>> start Data shown

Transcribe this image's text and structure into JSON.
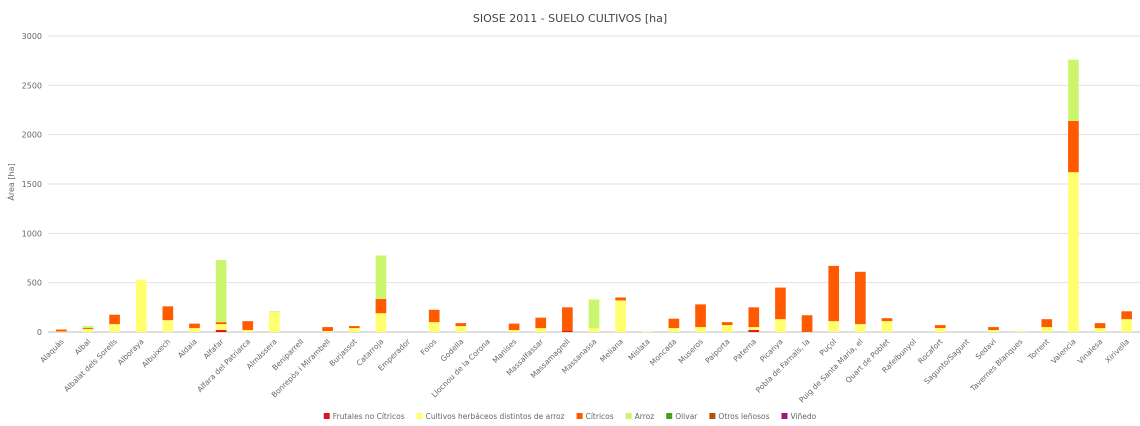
{
  "chart_data": {
    "type": "bar",
    "stacked": true,
    "title": "SIOSE 2011 - SUELO CULTIVOS [ha]",
    "xlabel": "",
    "ylabel": "Área [ha]",
    "ylim": [
      0,
      3000
    ],
    "yticks": [
      "0",
      "500",
      "1000",
      "1500",
      "2000",
      "2500",
      "3000"
    ],
    "grid": true,
    "legend_position": "bottom",
    "categories": [
      "Alaquàs",
      "Albal",
      "Albalat dels Sorells",
      "Alboraya",
      "Albuixech",
      "Aldaia",
      "Alfafar",
      "Alfara del Patriarca",
      "Almàssera",
      "Beniparrell",
      "Bonrepòs i Mirambell",
      "Burjassot",
      "Catarroja",
      "Emperador",
      "Foios",
      "Godella",
      "Llocnou de la Corona",
      "Manises",
      "Massalfassar",
      "Massamagrell",
      "Massanassa",
      "Meliana",
      "Mislata",
      "Moncada",
      "Museros",
      "Paiporta",
      "Paterna",
      "Picanya",
      "Pobla de Farnals, la",
      "Puçol",
      "Puig de Santa Maria, el",
      "Quart de Poblet",
      "Rafelbunyol",
      "Rocafort",
      "Sagunto/Sagunt",
      "Sedaví",
      "Tavernes Blanques",
      "Torrent",
      "Valencia",
      "Vinalesa",
      "Xirivella"
    ],
    "series": [
      {
        "name": "Frutales no Cítricos",
        "color": "#e3131b",
        "values": [
          0,
          0,
          0,
          0,
          0,
          0,
          20,
          0,
          0,
          0,
          0,
          0,
          0,
          0,
          0,
          0,
          0,
          0,
          0,
          10,
          0,
          0,
          0,
          0,
          0,
          0,
          20,
          0,
          0,
          0,
          0,
          0,
          0,
          0,
          0,
          0,
          0,
          0,
          0,
          0,
          0
        ]
      },
      {
        "name": "Cultivos herbáceos distintos de arroz",
        "color": "#ffff70",
        "values": [
          5,
          30,
          80,
          530,
          120,
          40,
          60,
          20,
          200,
          0,
          10,
          40,
          190,
          0,
          100,
          60,
          0,
          20,
          40,
          0,
          40,
          320,
          5,
          40,
          50,
          70,
          30,
          130,
          0,
          110,
          80,
          110,
          0,
          40,
          0,
          20,
          10,
          50,
          1620,
          40,
          130
        ]
      },
      {
        "name": "Cítricos",
        "color": "#ff5a00",
        "values": [
          20,
          10,
          95,
          0,
          140,
          45,
          20,
          90,
          0,
          0,
          40,
          20,
          145,
          0,
          125,
          30,
          0,
          65,
          105,
          240,
          0,
          30,
          0,
          95,
          230,
          30,
          200,
          320,
          170,
          560,
          530,
          30,
          0,
          30,
          0,
          30,
          0,
          80,
          520,
          50,
          80
        ]
      },
      {
        "name": "Arroz",
        "color": "#ccf56e",
        "values": [
          0,
          20,
          0,
          0,
          0,
          0,
          630,
          0,
          10,
          0,
          0,
          0,
          440,
          0,
          0,
          0,
          0,
          0,
          0,
          0,
          290,
          0,
          0,
          0,
          0,
          0,
          0,
          0,
          0,
          0,
          0,
          0,
          0,
          0,
          0,
          0,
          0,
          0,
          620,
          0,
          0
        ]
      },
      {
        "name": "Olivar",
        "color": "#4aa01c",
        "values": [
          0,
          0,
          0,
          0,
          0,
          0,
          0,
          0,
          0,
          0,
          0,
          0,
          0,
          0,
          0,
          0,
          0,
          0,
          0,
          0,
          0,
          0,
          0,
          0,
          0,
          0,
          0,
          0,
          0,
          0,
          0,
          0,
          0,
          0,
          0,
          0,
          0,
          0,
          0,
          0,
          0
        ]
      },
      {
        "name": "Otros leñosos",
        "color": "#b4500e",
        "values": [
          0,
          0,
          0,
          0,
          0,
          0,
          0,
          0,
          0,
          0,
          0,
          0,
          0,
          0,
          0,
          0,
          0,
          0,
          0,
          0,
          0,
          0,
          0,
          0,
          0,
          0,
          0,
          0,
          0,
          0,
          0,
          0,
          0,
          0,
          0,
          0,
          0,
          0,
          0,
          0,
          0
        ]
      },
      {
        "name": "Viñedo",
        "color": "#a0167a",
        "values": [
          0,
          0,
          0,
          0,
          0,
          0,
          0,
          0,
          0,
          0,
          0,
          0,
          0,
          0,
          0,
          0,
          0,
          0,
          0,
          0,
          0,
          0,
          0,
          0,
          0,
          0,
          0,
          0,
          0,
          0,
          0,
          0,
          0,
          0,
          0,
          0,
          0,
          0,
          0,
          0,
          0
        ]
      }
    ]
  }
}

>> end Data shown

State how many lines of the material contain the string "name", with no other words.

→ **Solution**:
7